Rows from a figure dataset:
====================
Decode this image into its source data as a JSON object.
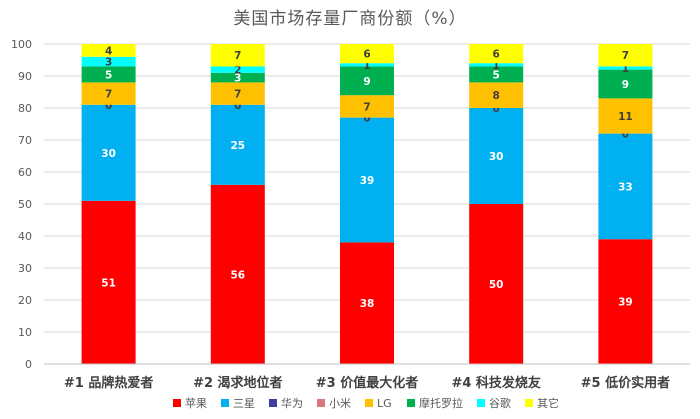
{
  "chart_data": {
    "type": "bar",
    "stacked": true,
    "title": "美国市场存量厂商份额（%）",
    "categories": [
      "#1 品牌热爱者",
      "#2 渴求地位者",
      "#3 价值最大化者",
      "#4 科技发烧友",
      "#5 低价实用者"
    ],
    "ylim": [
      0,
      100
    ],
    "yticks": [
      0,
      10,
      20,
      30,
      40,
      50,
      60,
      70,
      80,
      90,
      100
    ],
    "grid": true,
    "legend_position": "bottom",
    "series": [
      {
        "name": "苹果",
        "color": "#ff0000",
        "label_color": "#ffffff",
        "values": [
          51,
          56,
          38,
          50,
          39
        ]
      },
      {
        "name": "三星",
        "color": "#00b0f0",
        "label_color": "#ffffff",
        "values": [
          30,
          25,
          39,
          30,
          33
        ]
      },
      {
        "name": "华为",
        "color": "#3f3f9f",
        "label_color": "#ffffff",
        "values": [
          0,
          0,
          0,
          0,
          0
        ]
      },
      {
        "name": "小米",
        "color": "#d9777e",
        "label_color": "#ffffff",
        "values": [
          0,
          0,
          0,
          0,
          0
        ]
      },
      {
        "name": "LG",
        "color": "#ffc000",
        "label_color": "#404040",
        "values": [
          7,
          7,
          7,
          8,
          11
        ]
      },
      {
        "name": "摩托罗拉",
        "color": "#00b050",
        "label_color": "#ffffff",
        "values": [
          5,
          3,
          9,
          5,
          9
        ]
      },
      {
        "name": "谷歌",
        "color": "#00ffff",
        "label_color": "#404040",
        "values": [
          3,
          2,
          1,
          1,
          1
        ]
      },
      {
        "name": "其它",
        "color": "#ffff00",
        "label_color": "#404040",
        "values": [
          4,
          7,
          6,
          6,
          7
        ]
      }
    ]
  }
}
====================
- [WHAT YOU HAVE TO DO] Exclude the pictures and repeat every other part of the records word for word.

- [FULL ANSWER]
Decode this image into its source data as a JSON object.
{
  "chart_data": {
    "type": "bar",
    "stacked": true,
    "title": "美国市场存量厂商份额（%）",
    "categories": [
      "#1 品牌热爱者",
      "#2 渴求地位者",
      "#3 价值最大化者",
      "#4 科技发烧友",
      "#5 低价实用者"
    ],
    "ylim": [
      0,
      100
    ],
    "yticks": [
      0,
      10,
      20,
      30,
      40,
      50,
      60,
      70,
      80,
      90,
      100
    ],
    "grid": true,
    "legend_position": "bottom",
    "series": [
      {
        "name": "苹果",
        "color": "#ff0000",
        "label_color": "#ffffff",
        "values": [
          51,
          56,
          38,
          50,
          39
        ]
      },
      {
        "name": "三星",
        "color": "#00b0f0",
        "label_color": "#ffffff",
        "values": [
          30,
          25,
          39,
          30,
          33
        ]
      },
      {
        "name": "华为",
        "color": "#3f3f9f",
        "label_color": "#ffffff",
        "values": [
          0,
          0,
          0,
          0,
          0
        ]
      },
      {
        "name": "小米",
        "color": "#d9777e",
        "label_color": "#ffffff",
        "values": [
          0,
          0,
          0,
          0,
          0
        ]
      },
      {
        "name": "LG",
        "color": "#ffc000",
        "label_color": "#404040",
        "values": [
          7,
          7,
          7,
          8,
          11
        ]
      },
      {
        "name": "摩托罗拉",
        "color": "#00b050",
        "label_color": "#ffffff",
        "values": [
          5,
          3,
          9,
          5,
          9
        ]
      },
      {
        "name": "谷歌",
        "color": "#00ffff",
        "label_color": "#404040",
        "values": [
          3,
          2,
          1,
          1,
          1
        ]
      },
      {
        "name": "其它",
        "color": "#ffff00",
        "label_color": "#404040",
        "values": [
          4,
          7,
          6,
          6,
          7
        ]
      }
    ]
  }
}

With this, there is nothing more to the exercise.